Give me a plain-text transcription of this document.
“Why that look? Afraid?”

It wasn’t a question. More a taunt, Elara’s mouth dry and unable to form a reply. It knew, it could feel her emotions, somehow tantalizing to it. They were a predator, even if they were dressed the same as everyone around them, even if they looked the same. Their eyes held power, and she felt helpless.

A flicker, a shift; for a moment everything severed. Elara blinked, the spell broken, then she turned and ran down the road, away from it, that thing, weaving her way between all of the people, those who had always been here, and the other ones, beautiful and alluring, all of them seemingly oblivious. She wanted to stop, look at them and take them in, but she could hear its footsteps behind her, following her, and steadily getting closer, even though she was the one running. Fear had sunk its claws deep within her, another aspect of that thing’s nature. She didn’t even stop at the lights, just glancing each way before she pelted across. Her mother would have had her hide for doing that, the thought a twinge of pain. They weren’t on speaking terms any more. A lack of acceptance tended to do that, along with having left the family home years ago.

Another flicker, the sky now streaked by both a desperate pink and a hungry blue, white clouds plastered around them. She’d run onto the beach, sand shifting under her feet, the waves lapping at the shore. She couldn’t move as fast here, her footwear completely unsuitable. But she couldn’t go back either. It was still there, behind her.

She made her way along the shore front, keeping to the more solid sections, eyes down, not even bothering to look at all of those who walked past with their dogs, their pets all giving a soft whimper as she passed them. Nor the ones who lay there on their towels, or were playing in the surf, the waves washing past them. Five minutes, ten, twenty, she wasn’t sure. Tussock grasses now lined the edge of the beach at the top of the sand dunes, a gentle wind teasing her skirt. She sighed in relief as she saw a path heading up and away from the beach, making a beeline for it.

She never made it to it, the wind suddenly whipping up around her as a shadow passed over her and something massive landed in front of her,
──────
YOUR INSTRUCTIONS: Look for lines containing the string "wind" and copy them all.

PROBLEM SOLUTION:
She made her way along the shore front, keeping to the more solid sections, eyes down, not even bothering to look at all of those who walked past with their dogs, their pets all giving a soft whimper as she passed them. Nor the ones who lay there on their towels, or were playing in the surf, the waves washing past them. Five minutes, ten, twenty, she wasn’t sure. Tussock grasses now lined the edge of the beach at the top of the sand dunes, a gentle wind teasing her skirt. She sighed in relief as she saw a path heading up and away from the beach, making a beeline for it.
She never made it to it, the wind suddenly whipping up around her as a shadow passed over her and something massive landed in front of her,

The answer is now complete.